**TASK LIST**
1 - In the article on the 1948 film Mademoiselle Has Fun, where was the film shot?
2 - Continue the article on the film Mademoiselle Has Fun, starting right after its last sentence.

**DOCUMENT SECTION**
※

- Directed by: Jean Boyer
- Written by: Jean Boyer; Serge Véber;
- Produced by: Jean Darvey
- Starring: Ray Ventura; Giselle Pascal; Bernard Lancret;
- Cinematography: Charles Suin
- Edited by: Franchette Mazin
- Music by: Paul Misraki
- Production company: Hoche Productions
- Distributed by: Les Films Corona
- Release date: 30 January 1948;
- Running time: 95 minutes
- Country: France
- Language: French

= Mademoiselle Has Fun =

1948 film

Mademoiselle Has Fun (French: Mademoiselle s'amuse) is a 1948 French comedy film directed by Jean Boyer and starring Ray Ventura, Giselle Pascal and Bernard Lancret. It was shot at the Photosonor Studios in Paris. The films sets were designed by the art director Jacques Colombier. It portrays the adventures of an American heiress in France.

==Synopsis==
Christine a spoilt American heiress is asked by her father what she wants for his birthday and is told she wants Ray Ventura and his orchestra to perform for her. They are hired to accompany her on all her activities that day but soon grow frustrated by her whims.

※

**DATA EXCERPTS**
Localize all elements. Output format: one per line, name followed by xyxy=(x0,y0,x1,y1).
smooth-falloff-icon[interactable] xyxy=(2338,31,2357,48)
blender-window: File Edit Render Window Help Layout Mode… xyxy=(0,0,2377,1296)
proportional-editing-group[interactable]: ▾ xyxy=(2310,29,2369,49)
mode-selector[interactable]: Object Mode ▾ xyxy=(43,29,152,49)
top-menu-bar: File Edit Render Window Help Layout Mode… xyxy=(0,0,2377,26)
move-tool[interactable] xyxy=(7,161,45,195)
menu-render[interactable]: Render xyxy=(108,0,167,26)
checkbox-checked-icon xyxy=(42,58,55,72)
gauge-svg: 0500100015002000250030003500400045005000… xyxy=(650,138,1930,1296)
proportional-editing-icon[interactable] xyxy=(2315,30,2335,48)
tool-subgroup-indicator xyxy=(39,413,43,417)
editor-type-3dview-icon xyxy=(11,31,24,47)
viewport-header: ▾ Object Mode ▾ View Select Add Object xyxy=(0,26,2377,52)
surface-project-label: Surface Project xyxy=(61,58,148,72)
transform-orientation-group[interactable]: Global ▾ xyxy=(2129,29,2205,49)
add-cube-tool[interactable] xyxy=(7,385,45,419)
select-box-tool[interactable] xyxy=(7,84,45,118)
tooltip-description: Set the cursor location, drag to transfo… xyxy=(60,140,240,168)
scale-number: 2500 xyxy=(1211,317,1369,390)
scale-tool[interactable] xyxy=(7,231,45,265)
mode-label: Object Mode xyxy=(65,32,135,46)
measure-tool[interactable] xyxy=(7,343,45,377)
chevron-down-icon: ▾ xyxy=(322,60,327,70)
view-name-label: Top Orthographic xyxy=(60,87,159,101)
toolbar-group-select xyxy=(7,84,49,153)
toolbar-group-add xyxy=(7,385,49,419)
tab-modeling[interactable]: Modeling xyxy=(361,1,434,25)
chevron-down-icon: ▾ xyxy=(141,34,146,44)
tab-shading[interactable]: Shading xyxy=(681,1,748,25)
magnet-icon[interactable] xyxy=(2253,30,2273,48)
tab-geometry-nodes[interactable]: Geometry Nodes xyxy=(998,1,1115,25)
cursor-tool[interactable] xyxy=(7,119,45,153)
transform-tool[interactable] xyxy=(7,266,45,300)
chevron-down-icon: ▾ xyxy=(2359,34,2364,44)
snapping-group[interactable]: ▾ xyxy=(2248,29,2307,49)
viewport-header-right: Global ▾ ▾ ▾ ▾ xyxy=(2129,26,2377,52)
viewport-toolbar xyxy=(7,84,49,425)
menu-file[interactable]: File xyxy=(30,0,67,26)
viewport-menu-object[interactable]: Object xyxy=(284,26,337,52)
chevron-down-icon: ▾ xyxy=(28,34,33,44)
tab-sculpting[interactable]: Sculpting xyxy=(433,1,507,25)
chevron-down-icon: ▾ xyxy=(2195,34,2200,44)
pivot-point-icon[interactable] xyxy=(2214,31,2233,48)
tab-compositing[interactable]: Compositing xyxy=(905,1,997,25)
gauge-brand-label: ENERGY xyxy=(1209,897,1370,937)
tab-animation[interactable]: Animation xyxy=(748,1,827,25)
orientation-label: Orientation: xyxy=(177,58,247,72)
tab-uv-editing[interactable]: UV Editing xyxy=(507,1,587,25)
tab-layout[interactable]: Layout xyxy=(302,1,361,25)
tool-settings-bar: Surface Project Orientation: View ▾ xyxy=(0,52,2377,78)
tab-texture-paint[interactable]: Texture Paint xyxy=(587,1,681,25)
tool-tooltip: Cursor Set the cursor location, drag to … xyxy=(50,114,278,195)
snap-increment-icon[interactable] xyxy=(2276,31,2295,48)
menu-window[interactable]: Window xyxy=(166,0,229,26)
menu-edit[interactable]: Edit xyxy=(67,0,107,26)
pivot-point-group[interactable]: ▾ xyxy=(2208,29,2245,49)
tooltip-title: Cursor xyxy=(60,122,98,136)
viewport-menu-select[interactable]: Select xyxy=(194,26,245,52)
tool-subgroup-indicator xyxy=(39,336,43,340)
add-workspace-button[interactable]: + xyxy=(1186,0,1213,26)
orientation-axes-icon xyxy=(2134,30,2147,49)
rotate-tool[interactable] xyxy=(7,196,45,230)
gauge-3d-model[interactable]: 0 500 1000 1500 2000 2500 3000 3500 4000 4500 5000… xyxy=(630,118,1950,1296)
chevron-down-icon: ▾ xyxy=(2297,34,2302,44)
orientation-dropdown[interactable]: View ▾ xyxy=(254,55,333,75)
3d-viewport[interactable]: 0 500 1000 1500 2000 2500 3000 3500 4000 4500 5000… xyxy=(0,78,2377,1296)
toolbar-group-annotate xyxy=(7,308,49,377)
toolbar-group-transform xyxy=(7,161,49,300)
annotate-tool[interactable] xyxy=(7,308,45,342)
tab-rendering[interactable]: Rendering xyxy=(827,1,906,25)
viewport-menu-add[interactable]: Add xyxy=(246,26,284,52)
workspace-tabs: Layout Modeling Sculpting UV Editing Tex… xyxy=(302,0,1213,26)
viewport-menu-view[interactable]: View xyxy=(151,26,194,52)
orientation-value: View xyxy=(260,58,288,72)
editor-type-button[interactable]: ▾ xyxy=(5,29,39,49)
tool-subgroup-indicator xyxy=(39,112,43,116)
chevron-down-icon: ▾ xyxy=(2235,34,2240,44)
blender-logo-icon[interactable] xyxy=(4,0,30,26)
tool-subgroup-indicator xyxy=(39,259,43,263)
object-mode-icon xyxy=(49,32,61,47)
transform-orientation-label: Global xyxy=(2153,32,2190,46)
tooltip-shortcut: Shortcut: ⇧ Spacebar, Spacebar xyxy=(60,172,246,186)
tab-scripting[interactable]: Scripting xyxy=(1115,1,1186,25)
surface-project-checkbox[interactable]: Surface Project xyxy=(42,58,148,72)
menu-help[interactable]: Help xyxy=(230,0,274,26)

※

**ANSWERS GIVEN**
1 - It was shot at the Photosonor Studios in Paris.

2 -
==Cast==
- Ray Ventura as Ray Ventura
- Giselle Pascal as Christine Gibson
- Bernard Lancret as Jacques Roussel
- Catherine Gay as Thérèse
- Jeannette Batti as Fifi
- Max Elloy
- Henri Legay
- André Toffel
- Henri Salvador as Henri Salvador
- Georges Tourreil as Le commissaire
- Germaine Reuver as La cuisinière
- Marcel Charvey
- Nicolas Amato
- Christiane Barry as Édith
- Roland Bailly as Gégène
- Lucien Hector as Un domestique
- René Stern as Le proviseur
- Georgé
- Georges Lannes as Georgey
- Jeanne Fusier-Gir as Mlle. Agathe
- André Randall as William Gibson
- Annette Poivre as Miette
- Léon Bary as Le gérant
- Rivers Cadet as L'agent
- Gregori Chmara as Petit rôle
- Janine Clairville as Petit rôle
- Marguerite de Morlaye as La marquise
- Jacqueline Huet
- Marcel Loche as Le garçon
- Julien Maffre as Un dur
- Frédéric O'Brady as Petit rôle
- Ray Ventura Orchestra as L'orchestre
- Guy Saint-Clair as Petit rôle
- René Sauvaire as Petit rôle

== Bibliography ==
- Rège, Philippe. Encyclopedia of French Film Directors, Volume 1. Scarecrow Press, 2009.